● **DATA SUPPLIED**:

★ ★ ★ ★

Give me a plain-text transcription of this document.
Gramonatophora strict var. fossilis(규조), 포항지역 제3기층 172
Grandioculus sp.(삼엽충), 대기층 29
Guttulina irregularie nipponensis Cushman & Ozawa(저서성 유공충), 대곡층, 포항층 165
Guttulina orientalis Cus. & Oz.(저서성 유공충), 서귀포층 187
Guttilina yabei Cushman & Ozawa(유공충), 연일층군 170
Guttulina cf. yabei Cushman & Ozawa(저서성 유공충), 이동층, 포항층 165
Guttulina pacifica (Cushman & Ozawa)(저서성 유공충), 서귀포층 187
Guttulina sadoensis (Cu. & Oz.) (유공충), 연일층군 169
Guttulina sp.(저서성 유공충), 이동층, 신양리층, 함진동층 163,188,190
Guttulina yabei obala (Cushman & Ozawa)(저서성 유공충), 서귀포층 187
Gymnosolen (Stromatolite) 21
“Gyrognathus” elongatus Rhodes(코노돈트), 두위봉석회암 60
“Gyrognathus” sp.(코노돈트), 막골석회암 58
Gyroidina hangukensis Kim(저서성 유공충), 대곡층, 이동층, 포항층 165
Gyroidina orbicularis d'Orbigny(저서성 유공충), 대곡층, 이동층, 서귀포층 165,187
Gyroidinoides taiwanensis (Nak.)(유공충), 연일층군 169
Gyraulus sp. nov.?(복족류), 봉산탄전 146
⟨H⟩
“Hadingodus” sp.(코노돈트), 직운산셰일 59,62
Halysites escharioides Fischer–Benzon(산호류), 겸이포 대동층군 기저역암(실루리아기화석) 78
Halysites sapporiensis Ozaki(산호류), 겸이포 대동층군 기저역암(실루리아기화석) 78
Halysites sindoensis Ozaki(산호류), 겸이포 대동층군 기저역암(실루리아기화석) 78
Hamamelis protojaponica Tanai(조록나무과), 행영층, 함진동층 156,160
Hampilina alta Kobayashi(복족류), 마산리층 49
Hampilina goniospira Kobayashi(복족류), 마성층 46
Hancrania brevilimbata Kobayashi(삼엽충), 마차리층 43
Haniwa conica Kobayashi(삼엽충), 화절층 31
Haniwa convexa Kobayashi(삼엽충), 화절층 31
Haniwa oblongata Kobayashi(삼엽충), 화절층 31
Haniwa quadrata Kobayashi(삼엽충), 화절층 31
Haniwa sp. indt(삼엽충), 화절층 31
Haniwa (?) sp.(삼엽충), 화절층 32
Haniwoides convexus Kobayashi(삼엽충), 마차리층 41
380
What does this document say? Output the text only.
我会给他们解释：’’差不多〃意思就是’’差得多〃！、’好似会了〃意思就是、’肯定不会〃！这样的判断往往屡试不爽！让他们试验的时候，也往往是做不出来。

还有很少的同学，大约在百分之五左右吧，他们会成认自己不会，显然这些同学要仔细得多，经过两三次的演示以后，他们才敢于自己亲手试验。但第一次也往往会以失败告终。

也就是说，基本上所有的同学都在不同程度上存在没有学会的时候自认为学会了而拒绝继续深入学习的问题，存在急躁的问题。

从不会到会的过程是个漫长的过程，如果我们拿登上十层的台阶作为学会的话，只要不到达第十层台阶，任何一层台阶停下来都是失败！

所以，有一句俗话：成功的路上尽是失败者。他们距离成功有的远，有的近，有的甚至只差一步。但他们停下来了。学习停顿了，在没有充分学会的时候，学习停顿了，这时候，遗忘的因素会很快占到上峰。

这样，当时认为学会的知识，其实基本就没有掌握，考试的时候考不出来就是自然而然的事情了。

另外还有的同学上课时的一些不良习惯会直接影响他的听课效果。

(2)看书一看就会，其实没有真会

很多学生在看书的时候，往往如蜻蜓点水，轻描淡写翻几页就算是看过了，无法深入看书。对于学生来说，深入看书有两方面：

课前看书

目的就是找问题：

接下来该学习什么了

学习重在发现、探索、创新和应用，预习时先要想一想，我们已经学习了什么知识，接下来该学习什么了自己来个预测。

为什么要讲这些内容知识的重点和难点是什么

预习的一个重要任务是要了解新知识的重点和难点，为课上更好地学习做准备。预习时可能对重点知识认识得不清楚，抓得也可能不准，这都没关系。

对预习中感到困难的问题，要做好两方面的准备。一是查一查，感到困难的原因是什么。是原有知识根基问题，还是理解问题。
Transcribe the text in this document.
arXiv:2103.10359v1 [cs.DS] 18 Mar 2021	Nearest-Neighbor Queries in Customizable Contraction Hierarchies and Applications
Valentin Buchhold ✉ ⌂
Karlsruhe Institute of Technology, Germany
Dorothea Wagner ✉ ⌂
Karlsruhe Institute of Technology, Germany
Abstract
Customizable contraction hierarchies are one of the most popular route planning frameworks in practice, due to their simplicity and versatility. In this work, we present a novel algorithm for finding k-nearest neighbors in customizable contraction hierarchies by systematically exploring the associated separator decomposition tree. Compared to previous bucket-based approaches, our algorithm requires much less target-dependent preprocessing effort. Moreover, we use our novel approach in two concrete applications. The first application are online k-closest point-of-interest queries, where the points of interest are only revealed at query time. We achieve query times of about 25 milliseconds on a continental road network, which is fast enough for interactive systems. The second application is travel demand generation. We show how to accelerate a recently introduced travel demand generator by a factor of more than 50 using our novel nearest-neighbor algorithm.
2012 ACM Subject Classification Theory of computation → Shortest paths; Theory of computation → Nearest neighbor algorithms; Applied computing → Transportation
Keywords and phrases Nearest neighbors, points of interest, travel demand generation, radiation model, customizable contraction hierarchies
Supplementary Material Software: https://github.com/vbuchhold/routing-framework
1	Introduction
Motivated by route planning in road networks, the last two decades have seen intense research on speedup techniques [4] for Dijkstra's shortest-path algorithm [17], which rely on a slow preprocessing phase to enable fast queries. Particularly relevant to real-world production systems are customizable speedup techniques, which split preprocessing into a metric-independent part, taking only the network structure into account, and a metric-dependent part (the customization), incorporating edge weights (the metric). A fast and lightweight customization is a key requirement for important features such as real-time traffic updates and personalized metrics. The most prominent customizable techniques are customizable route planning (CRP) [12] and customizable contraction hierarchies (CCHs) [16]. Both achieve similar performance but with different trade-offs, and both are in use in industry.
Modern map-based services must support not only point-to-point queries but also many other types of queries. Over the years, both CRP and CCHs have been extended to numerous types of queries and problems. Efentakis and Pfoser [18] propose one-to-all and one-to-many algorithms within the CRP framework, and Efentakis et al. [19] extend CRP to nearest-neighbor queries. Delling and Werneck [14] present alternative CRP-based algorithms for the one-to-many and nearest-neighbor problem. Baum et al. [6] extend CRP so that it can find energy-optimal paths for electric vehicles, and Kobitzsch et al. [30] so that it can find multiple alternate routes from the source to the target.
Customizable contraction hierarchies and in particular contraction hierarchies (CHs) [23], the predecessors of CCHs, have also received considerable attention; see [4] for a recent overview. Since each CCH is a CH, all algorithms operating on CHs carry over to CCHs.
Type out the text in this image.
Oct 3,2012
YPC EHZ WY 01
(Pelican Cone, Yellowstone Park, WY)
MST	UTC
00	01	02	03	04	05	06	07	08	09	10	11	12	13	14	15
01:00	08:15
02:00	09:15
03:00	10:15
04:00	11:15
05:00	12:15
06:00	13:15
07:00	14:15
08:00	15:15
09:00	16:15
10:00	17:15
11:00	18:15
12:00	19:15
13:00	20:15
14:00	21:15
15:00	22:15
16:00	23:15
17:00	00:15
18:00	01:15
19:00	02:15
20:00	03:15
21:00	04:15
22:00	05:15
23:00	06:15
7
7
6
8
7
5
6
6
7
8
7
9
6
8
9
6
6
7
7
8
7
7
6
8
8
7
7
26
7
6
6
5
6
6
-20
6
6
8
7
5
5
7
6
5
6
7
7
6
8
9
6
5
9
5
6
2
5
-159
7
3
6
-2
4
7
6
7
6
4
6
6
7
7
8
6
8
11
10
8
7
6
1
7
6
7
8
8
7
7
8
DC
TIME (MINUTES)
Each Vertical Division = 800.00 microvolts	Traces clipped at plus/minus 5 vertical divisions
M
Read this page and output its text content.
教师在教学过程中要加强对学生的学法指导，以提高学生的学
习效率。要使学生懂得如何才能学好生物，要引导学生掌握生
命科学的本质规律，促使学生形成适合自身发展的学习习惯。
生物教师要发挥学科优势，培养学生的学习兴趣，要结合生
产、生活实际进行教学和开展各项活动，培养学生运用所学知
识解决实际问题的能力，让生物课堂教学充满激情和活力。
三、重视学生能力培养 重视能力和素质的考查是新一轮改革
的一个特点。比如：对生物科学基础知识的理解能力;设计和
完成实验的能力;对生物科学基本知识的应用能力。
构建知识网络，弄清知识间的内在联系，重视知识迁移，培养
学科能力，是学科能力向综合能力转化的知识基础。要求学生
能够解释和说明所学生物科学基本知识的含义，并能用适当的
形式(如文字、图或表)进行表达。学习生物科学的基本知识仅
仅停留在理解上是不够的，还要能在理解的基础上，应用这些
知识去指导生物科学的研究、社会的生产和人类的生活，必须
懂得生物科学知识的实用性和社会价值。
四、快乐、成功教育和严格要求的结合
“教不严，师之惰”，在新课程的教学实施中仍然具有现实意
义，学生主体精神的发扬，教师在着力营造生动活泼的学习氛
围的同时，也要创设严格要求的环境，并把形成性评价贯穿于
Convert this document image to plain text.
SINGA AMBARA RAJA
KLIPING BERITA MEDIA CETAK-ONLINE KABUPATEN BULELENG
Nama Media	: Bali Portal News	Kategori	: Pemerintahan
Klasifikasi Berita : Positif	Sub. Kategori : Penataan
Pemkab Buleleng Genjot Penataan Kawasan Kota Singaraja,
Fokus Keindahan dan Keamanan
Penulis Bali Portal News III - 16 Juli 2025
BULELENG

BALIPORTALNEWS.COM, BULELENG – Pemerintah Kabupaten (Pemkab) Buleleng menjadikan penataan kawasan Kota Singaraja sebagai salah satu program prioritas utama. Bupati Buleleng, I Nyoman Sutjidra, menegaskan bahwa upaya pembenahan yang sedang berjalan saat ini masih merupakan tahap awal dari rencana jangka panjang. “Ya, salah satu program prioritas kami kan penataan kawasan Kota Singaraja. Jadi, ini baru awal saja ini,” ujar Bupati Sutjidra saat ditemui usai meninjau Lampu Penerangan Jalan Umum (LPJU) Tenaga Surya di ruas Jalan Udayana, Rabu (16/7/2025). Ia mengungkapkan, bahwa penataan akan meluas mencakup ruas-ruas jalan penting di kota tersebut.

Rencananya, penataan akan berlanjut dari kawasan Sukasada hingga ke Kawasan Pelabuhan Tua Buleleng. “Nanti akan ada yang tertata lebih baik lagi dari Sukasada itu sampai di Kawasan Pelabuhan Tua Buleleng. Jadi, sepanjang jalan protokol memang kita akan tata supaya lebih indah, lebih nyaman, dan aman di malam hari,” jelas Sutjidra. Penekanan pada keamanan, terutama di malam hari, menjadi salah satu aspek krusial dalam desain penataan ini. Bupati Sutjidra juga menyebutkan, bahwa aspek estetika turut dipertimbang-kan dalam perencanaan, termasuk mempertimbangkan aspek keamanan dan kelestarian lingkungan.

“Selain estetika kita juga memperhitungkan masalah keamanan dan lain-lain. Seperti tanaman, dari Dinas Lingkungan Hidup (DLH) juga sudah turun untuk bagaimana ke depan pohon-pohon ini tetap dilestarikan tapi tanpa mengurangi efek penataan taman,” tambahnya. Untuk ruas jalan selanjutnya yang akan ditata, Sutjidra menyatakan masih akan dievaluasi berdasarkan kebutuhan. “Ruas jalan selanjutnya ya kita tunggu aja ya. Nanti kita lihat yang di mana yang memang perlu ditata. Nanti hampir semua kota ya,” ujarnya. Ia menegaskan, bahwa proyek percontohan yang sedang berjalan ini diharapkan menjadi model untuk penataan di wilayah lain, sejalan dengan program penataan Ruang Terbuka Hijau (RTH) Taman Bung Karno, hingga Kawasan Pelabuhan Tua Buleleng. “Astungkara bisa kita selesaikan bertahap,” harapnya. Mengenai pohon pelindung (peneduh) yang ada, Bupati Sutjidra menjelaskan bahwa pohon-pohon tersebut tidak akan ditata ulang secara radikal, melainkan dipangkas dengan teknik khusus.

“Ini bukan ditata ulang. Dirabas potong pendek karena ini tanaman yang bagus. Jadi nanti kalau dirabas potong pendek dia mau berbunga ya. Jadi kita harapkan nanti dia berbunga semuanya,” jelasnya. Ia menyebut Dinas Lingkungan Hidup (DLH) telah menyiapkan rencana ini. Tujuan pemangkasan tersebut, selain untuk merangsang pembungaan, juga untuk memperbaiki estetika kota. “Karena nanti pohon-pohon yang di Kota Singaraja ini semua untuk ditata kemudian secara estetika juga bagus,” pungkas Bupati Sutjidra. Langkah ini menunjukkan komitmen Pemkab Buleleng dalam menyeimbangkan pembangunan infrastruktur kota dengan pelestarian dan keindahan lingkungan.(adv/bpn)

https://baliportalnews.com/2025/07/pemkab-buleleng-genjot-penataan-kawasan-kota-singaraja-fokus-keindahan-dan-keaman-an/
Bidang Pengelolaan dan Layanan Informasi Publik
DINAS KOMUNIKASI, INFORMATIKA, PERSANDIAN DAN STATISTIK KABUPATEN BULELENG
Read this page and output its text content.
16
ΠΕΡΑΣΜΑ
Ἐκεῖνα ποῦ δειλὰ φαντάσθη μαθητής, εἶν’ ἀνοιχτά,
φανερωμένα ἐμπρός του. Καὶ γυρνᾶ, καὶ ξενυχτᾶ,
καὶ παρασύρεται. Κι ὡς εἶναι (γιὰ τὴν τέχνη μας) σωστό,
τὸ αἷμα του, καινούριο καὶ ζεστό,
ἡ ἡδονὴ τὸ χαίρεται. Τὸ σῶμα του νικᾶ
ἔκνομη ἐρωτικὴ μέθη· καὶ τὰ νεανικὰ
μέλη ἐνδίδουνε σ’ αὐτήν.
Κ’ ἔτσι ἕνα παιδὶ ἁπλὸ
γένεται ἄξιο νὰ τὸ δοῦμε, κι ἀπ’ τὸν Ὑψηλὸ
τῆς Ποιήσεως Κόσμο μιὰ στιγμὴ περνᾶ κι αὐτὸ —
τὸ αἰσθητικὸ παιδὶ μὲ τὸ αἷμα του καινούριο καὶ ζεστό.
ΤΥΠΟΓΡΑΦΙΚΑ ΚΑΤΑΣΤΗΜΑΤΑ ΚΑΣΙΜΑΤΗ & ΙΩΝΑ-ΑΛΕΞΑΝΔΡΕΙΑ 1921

★ ★ ★ ★

● **BRIEF**:
Pull every line containing "Haniwa" from the material above.

● **COMPLETED TASK**:
Haniwa conica Kobayashi(삼엽충), 화절층 31
Haniwa convexa Kobayashi(삼엽충), 화절층 31
Haniwa oblongata Kobayashi(삼엽충), 화절층 31
Haniwa quadrata Kobayashi(삼엽충), 화절층 31
Haniwa sp. indt(삼엽충), 화절층 31
Haniwa (?) sp.(삼엽충), 화절층 32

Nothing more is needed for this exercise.